# Exercise goal
Comb through the entries for "House" and pull out each line that holds it.

Start of Data under study

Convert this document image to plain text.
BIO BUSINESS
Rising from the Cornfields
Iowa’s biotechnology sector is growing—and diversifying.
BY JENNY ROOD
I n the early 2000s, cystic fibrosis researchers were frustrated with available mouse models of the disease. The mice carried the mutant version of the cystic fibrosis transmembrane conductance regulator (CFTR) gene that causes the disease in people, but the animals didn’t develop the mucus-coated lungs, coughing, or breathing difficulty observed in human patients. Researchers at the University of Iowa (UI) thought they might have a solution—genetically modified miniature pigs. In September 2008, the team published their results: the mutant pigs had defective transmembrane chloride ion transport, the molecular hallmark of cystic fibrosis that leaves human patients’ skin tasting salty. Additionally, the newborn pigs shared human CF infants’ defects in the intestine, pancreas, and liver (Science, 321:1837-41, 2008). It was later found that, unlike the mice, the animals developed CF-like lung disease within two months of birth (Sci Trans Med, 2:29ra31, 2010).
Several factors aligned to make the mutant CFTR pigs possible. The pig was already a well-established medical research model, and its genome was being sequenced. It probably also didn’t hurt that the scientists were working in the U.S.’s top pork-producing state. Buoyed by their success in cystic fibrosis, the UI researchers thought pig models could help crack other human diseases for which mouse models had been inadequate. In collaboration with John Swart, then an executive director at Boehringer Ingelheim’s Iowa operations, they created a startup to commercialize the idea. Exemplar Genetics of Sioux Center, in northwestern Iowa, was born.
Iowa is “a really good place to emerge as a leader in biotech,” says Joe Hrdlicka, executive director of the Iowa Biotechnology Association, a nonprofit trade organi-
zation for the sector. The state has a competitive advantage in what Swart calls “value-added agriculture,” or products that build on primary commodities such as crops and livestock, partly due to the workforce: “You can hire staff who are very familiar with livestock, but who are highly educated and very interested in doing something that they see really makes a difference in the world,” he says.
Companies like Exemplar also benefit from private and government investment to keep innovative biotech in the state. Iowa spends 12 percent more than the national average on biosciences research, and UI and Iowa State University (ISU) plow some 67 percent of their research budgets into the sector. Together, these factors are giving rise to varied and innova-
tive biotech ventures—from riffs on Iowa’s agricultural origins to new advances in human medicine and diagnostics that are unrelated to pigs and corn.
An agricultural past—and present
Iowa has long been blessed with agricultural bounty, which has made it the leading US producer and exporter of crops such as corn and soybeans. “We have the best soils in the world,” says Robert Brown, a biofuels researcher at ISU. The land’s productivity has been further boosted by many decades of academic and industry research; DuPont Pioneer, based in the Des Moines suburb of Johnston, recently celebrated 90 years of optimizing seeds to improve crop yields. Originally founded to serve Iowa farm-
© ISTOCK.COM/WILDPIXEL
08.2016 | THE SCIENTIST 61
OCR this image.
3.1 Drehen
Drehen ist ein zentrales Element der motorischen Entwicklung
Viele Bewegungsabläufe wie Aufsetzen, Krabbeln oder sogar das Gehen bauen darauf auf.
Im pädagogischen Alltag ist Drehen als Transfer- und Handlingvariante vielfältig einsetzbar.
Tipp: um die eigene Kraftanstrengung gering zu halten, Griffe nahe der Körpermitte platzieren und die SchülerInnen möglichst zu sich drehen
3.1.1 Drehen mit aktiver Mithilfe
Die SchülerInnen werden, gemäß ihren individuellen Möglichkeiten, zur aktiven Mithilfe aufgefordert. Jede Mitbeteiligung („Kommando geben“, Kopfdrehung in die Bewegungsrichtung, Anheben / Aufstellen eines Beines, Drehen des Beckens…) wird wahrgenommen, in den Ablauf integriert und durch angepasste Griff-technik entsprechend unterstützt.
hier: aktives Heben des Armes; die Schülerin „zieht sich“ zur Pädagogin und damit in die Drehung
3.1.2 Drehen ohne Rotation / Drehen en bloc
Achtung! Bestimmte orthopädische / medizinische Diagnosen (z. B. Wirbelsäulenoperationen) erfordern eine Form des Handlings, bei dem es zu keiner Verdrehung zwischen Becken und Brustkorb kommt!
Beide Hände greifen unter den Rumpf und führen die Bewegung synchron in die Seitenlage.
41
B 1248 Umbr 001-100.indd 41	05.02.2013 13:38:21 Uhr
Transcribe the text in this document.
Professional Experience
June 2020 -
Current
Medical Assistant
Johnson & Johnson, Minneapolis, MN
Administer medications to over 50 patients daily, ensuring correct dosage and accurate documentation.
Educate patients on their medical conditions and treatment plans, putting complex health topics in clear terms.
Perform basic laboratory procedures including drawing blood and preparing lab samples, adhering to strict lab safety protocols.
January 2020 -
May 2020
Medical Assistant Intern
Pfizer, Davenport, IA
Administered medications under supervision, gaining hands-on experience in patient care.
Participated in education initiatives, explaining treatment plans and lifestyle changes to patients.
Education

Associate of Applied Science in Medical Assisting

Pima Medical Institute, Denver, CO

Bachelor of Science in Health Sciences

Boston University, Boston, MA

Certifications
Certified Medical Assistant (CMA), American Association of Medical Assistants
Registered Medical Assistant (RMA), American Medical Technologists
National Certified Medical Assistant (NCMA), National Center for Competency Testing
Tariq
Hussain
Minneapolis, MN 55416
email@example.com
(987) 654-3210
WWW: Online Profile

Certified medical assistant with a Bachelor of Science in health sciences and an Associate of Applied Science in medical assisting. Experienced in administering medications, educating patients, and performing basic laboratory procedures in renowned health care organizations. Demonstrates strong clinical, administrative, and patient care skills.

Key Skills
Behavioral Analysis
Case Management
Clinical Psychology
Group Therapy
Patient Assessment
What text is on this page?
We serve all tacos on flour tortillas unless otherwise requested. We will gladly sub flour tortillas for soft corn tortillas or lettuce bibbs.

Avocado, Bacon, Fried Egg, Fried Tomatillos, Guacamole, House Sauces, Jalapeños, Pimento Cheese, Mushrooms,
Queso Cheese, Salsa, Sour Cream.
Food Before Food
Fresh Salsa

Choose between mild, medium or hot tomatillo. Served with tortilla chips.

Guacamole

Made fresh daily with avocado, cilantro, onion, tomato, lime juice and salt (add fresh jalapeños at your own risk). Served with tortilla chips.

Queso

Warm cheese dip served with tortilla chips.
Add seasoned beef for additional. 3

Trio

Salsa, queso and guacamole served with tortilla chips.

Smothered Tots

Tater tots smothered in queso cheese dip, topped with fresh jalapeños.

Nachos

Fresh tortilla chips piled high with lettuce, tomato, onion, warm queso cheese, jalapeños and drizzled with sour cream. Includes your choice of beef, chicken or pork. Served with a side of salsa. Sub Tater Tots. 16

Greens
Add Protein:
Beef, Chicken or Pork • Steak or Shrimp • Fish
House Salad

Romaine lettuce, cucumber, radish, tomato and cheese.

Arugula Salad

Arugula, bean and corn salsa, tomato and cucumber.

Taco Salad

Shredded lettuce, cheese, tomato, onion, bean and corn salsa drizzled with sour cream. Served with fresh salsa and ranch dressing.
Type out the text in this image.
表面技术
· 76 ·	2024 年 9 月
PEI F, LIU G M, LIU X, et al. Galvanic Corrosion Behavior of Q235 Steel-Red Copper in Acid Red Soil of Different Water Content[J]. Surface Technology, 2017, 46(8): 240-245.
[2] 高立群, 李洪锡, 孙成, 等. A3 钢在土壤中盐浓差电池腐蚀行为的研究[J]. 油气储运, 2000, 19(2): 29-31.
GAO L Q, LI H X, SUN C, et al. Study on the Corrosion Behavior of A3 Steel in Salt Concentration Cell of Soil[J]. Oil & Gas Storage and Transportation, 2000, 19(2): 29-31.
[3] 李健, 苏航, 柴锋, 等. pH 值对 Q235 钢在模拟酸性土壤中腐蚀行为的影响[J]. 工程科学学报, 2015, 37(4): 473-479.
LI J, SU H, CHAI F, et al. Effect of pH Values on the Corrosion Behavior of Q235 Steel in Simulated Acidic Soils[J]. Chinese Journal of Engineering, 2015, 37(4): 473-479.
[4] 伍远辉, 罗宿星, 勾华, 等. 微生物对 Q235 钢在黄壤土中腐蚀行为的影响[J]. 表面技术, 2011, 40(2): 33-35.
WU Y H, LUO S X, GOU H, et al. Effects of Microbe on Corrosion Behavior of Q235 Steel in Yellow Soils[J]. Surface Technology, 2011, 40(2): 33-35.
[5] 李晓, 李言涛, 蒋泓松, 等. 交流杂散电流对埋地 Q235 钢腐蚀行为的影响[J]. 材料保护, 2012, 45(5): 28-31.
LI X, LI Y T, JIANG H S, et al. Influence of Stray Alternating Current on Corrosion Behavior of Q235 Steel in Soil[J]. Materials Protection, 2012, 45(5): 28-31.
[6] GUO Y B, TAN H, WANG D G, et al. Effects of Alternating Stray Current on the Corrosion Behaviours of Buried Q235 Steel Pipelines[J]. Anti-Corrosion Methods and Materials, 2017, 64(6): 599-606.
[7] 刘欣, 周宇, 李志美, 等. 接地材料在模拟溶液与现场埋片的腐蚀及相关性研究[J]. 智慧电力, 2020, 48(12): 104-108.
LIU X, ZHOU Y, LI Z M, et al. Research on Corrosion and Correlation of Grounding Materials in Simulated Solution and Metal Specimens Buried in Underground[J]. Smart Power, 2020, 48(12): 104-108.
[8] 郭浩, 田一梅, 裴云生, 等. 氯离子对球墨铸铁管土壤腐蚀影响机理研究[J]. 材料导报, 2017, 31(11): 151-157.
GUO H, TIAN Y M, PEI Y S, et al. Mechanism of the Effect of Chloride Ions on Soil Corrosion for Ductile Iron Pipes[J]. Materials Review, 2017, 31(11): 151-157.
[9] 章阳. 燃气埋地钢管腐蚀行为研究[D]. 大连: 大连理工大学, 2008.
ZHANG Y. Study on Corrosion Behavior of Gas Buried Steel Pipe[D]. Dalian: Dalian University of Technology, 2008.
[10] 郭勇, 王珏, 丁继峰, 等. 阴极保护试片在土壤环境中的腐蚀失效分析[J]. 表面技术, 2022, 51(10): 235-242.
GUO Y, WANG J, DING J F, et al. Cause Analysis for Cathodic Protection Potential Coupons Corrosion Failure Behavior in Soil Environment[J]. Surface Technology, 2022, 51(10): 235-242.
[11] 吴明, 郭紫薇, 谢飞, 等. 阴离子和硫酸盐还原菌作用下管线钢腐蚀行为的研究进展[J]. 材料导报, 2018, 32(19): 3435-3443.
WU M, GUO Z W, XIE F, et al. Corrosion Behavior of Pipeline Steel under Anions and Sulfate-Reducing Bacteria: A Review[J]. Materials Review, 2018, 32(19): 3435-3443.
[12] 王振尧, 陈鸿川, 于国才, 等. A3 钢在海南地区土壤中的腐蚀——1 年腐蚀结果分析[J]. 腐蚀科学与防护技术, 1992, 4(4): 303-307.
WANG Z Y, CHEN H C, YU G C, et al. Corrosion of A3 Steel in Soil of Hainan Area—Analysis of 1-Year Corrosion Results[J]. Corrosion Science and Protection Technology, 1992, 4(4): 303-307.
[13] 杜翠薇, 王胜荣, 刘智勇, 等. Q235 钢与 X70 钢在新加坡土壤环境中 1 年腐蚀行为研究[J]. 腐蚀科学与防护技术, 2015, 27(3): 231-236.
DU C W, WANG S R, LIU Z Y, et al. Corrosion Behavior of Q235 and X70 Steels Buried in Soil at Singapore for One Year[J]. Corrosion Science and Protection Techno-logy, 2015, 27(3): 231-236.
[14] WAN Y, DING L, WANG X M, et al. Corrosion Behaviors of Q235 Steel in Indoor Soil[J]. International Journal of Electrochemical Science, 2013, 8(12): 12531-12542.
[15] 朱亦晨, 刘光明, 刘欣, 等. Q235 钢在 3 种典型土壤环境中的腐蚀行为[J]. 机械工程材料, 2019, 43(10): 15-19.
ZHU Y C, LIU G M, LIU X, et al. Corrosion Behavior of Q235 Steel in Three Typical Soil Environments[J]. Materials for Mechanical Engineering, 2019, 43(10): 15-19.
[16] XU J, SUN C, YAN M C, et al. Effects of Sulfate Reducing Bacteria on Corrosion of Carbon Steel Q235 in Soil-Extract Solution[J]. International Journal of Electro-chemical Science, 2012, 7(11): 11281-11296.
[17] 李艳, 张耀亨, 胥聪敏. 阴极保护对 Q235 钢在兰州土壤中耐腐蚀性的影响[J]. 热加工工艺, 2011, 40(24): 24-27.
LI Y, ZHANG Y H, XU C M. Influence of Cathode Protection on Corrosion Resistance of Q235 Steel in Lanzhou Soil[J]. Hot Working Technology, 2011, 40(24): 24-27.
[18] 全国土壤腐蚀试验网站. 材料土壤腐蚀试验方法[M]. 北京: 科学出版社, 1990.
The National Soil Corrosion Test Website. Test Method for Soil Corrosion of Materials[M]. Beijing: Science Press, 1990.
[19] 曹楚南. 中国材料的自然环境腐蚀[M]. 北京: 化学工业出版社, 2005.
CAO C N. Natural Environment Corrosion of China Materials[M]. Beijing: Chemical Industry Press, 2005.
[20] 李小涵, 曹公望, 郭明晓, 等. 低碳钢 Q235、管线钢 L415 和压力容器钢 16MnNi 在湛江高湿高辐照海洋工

End of Data under study

# Final answer
Avocado, Bacon, Fried Egg, Fried Tomatillos, Guacamole, House Sauces, Jalapeños, Pimento Cheese, Mushrooms,
House Salad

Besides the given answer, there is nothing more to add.